▶ **Task description**:
For the material that follows, list every line containing the word "title".

▶ **Material supplied**:
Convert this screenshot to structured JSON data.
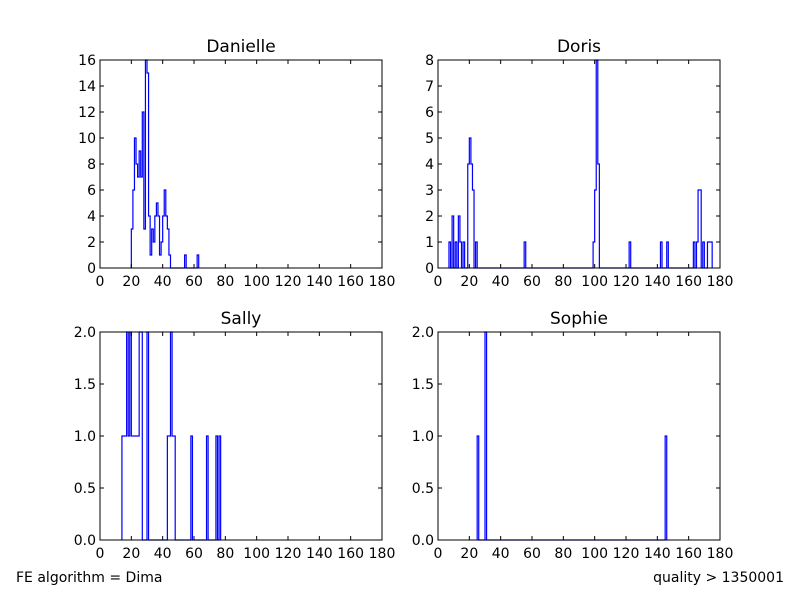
{
  "figure": {
    "footnote_left": "FE algorithm = Dima",
    "footnote_right": "quality > 1350001"
  },
  "chart_data": [
    {
      "type": "histogram",
      "title": "Danielle",
      "xlabel": "",
      "ylabel": "",
      "xlim": [
        0,
        180
      ],
      "ylim": [
        0,
        16
      ],
      "xticks": [
        0,
        20,
        40,
        60,
        80,
        100,
        120,
        140,
        160,
        180
      ],
      "yticks": [
        0,
        2,
        4,
        6,
        8,
        10,
        12,
        14,
        16
      ],
      "grid": false,
      "legend": "none",
      "bin_width": 1,
      "color": "#0000ff",
      "bins": [
        {
          "x": 20,
          "count": 3
        },
        {
          "x": 21,
          "count": 6
        },
        {
          "x": 22,
          "count": 10
        },
        {
          "x": 23,
          "count": 8
        },
        {
          "x": 24,
          "count": 7
        },
        {
          "x": 25,
          "count": 9
        },
        {
          "x": 26,
          "count": 7
        },
        {
          "x": 27,
          "count": 12
        },
        {
          "x": 28,
          "count": 3
        },
        {
          "x": 29,
          "count": 16
        },
        {
          "x": 30,
          "count": 15
        },
        {
          "x": 31,
          "count": 4
        },
        {
          "x": 32,
          "count": 1
        },
        {
          "x": 33,
          "count": 3
        },
        {
          "x": 34,
          "count": 2
        },
        {
          "x": 35,
          "count": 4
        },
        {
          "x": 36,
          "count": 5
        },
        {
          "x": 37,
          "count": 4
        },
        {
          "x": 38,
          "count": 1
        },
        {
          "x": 39,
          "count": 2
        },
        {
          "x": 40,
          "count": 4
        },
        {
          "x": 41,
          "count": 6
        },
        {
          "x": 42,
          "count": 4
        },
        {
          "x": 43,
          "count": 3
        },
        {
          "x": 44,
          "count": 1
        },
        {
          "x": 54,
          "count": 1
        },
        {
          "x": 62,
          "count": 1
        }
      ]
    },
    {
      "type": "histogram",
      "title": "Doris",
      "xlabel": "",
      "ylabel": "",
      "xlim": [
        0,
        180
      ],
      "ylim": [
        0,
        8
      ],
      "xticks": [
        0,
        20,
        40,
        60,
        80,
        100,
        120,
        140,
        160,
        180
      ],
      "yticks": [
        0,
        1,
        2,
        3,
        4,
        5,
        6,
        7,
        8
      ],
      "grid": false,
      "legend": "none",
      "bin_width": 1,
      "color": "#0000ff",
      "bins": [
        {
          "x": 7,
          "count": 1
        },
        {
          "x": 9,
          "count": 2
        },
        {
          "x": 11,
          "count": 1
        },
        {
          "x": 13,
          "count": 2
        },
        {
          "x": 14,
          "count": 1
        },
        {
          "x": 16,
          "count": 1
        },
        {
          "x": 19,
          "count": 4
        },
        {
          "x": 20,
          "count": 5
        },
        {
          "x": 21,
          "count": 4
        },
        {
          "x": 22,
          "count": 3
        },
        {
          "x": 24,
          "count": 1
        },
        {
          "x": 55,
          "count": 1
        },
        {
          "x": 99,
          "count": 1
        },
        {
          "x": 100,
          "count": 3
        },
        {
          "x": 101,
          "count": 8
        },
        {
          "x": 102,
          "count": 4
        },
        {
          "x": 122,
          "count": 1
        },
        {
          "x": 142,
          "count": 1
        },
        {
          "x": 146,
          "count": 1
        },
        {
          "x": 163,
          "count": 1
        },
        {
          "x": 165,
          "count": 1
        },
        {
          "x": 166,
          "count": 3
        },
        {
          "x": 167,
          "count": 3
        },
        {
          "x": 169,
          "count": 1
        },
        {
          "x": 172,
          "count": 1
        },
        {
          "x": 173,
          "count": 1
        },
        {
          "x": 174,
          "count": 1
        }
      ]
    },
    {
      "type": "histogram",
      "title": "Sally",
      "xlabel": "",
      "ylabel": "",
      "xlim": [
        0,
        180
      ],
      "ylim": [
        0,
        2
      ],
      "xticks": [
        0,
        20,
        40,
        60,
        80,
        100,
        120,
        140,
        160,
        180
      ],
      "yticks": [
        0.0,
        0.5,
        1.0,
        1.5,
        2.0
      ],
      "grid": false,
      "legend": "none",
      "bin_width": 1,
      "color": "#0000ff",
      "bins": [
        {
          "x": 14,
          "count": 1
        },
        {
          "x": 15,
          "count": 1
        },
        {
          "x": 16,
          "count": 1
        },
        {
          "x": 17,
          "count": 2
        },
        {
          "x": 18,
          "count": 1
        },
        {
          "x": 19,
          "count": 2
        },
        {
          "x": 20,
          "count": 1
        },
        {
          "x": 21,
          "count": 1
        },
        {
          "x": 22,
          "count": 1
        },
        {
          "x": 23,
          "count": 1
        },
        {
          "x": 24,
          "count": 1
        },
        {
          "x": 25,
          "count": 2
        },
        {
          "x": 26,
          "count": 2
        },
        {
          "x": 30,
          "count": 2
        },
        {
          "x": 43,
          "count": 1
        },
        {
          "x": 44,
          "count": 1
        },
        {
          "x": 45,
          "count": 2
        },
        {
          "x": 46,
          "count": 1
        },
        {
          "x": 47,
          "count": 1
        },
        {
          "x": 58,
          "count": 1
        },
        {
          "x": 68,
          "count": 1
        },
        {
          "x": 74,
          "count": 1
        },
        {
          "x": 76,
          "count": 1
        }
      ]
    },
    {
      "type": "histogram",
      "title": "Sophie",
      "xlabel": "",
      "ylabel": "",
      "xlim": [
        0,
        180
      ],
      "ylim": [
        0,
        2
      ],
      "xticks": [
        0,
        20,
        40,
        60,
        80,
        100,
        120,
        140,
        160,
        180
      ],
      "yticks": [
        0.0,
        0.5,
        1.0,
        1.5,
        2.0
      ],
      "grid": false,
      "legend": "none",
      "bin_width": 1,
      "color": "#0000ff",
      "bins": [
        {
          "x": 25,
          "count": 1
        },
        {
          "x": 30,
          "count": 2
        },
        {
          "x": 145,
          "count": 1
        }
      ]
    }
  ]
}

▶ **Written answer**:
      "title": "Danielle",
      "title": "Doris",
      "title": "Sally",
      "title": "Sophie",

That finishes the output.